— BEGIN Records provided —

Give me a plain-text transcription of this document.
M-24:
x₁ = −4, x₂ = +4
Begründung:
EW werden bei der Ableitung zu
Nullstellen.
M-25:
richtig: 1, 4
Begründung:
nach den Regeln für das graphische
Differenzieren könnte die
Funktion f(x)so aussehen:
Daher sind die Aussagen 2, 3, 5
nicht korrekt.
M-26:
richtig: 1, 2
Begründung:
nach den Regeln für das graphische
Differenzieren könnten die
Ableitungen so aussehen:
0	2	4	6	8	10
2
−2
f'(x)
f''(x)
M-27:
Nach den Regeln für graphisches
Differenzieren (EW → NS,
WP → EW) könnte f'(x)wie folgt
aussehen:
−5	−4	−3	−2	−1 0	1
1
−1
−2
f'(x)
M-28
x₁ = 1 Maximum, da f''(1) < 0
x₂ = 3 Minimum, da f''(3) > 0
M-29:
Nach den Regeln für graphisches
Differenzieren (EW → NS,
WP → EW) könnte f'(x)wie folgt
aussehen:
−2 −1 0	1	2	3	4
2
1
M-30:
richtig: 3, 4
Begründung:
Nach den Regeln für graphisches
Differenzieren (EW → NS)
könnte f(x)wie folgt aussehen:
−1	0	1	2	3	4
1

— END Records provided —

__Goal__
Please output the entire listing exactly as it stands.

__The output__
Give me a plain-text transcription of this document.
M-24:
x₁ = −4, x₂ = +4
Begründung:
EW werden bei der Ableitung zu
Nullstellen.
M-25:
richtig: 1, 4
Begründung:
nach den Regeln für das graphische
Differenzieren könnte die
Funktion f(x)so aussehen:
Daher sind die Aussagen 2, 3, 5
nicht korrekt.
M-26:
richtig: 1, 2
Begründung:
nach den Regeln für das graphische
Differenzieren könnten die
Ableitungen so aussehen:
0	2	4	6	8	10
2
−2
f'(x)
f''(x)
M-27:
Nach den Regeln für graphisches
Differenzieren (EW → NS,
WP → EW) könnte f'(x)wie folgt
aussehen:
−5	−4	−3	−2	−1 0	1
1
−1
−2
f'(x)
M-28
x₁ = 1 Maximum, da f''(1) < 0
x₂ = 3 Minimum, da f''(3) > 0
M-29:
Nach den Regeln für graphisches
Differenzieren (EW → NS,
WP → EW) könnte f'(x)wie folgt
aussehen:
−2 −1 0	1	2	3	4
2
1
M-30:
richtig: 3, 4
Begründung:
Nach den Regeln für graphisches
Differenzieren (EW → NS)
könnte f(x)wie folgt aussehen:
−1	0	1	2	3	4
1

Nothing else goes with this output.